TASK DESCRIPTION — Check each line of the entries below for the string "thoracique" and state how many lines have it, with no other text.

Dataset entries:
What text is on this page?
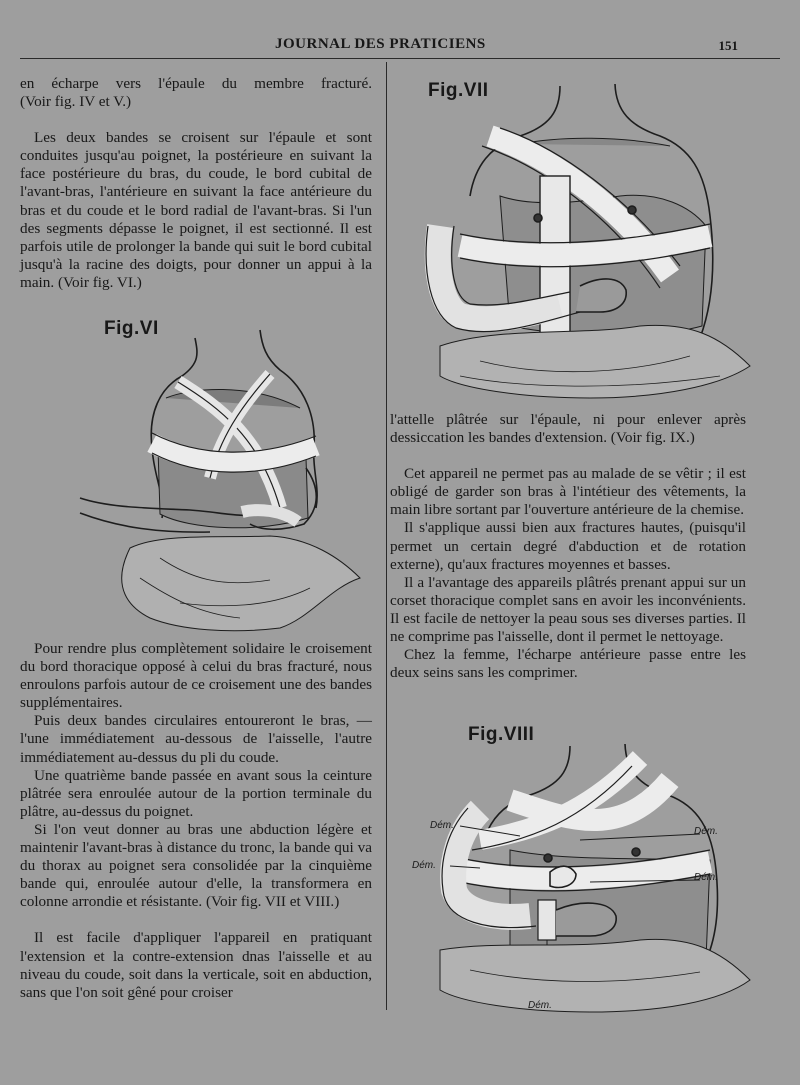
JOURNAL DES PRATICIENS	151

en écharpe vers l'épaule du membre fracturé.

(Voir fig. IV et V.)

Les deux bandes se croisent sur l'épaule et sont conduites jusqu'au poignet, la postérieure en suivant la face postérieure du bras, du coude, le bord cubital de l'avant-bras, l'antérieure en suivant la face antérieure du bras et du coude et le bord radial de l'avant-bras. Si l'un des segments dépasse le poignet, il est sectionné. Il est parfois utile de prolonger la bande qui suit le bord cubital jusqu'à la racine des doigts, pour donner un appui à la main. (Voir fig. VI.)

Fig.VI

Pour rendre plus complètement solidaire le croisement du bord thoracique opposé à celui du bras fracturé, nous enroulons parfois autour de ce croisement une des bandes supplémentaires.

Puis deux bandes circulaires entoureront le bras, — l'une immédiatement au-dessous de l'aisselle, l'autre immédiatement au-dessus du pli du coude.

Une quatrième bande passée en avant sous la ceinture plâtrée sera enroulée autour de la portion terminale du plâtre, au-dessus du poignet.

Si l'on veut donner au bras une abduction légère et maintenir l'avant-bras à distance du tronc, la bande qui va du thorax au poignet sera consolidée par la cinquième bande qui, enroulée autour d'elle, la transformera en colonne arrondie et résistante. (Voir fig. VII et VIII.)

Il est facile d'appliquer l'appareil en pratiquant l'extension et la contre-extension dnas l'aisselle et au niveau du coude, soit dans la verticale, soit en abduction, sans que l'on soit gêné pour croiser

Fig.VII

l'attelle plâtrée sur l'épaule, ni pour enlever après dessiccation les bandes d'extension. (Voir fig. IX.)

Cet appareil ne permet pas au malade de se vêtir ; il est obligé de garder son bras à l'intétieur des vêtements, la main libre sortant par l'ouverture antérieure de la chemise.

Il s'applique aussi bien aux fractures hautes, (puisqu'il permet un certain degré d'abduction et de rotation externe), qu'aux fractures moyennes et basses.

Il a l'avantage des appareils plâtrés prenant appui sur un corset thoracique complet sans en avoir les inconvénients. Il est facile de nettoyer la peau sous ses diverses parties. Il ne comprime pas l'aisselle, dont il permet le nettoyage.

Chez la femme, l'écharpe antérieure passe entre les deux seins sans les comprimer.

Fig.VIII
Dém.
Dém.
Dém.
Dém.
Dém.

THE RESPONSE — 2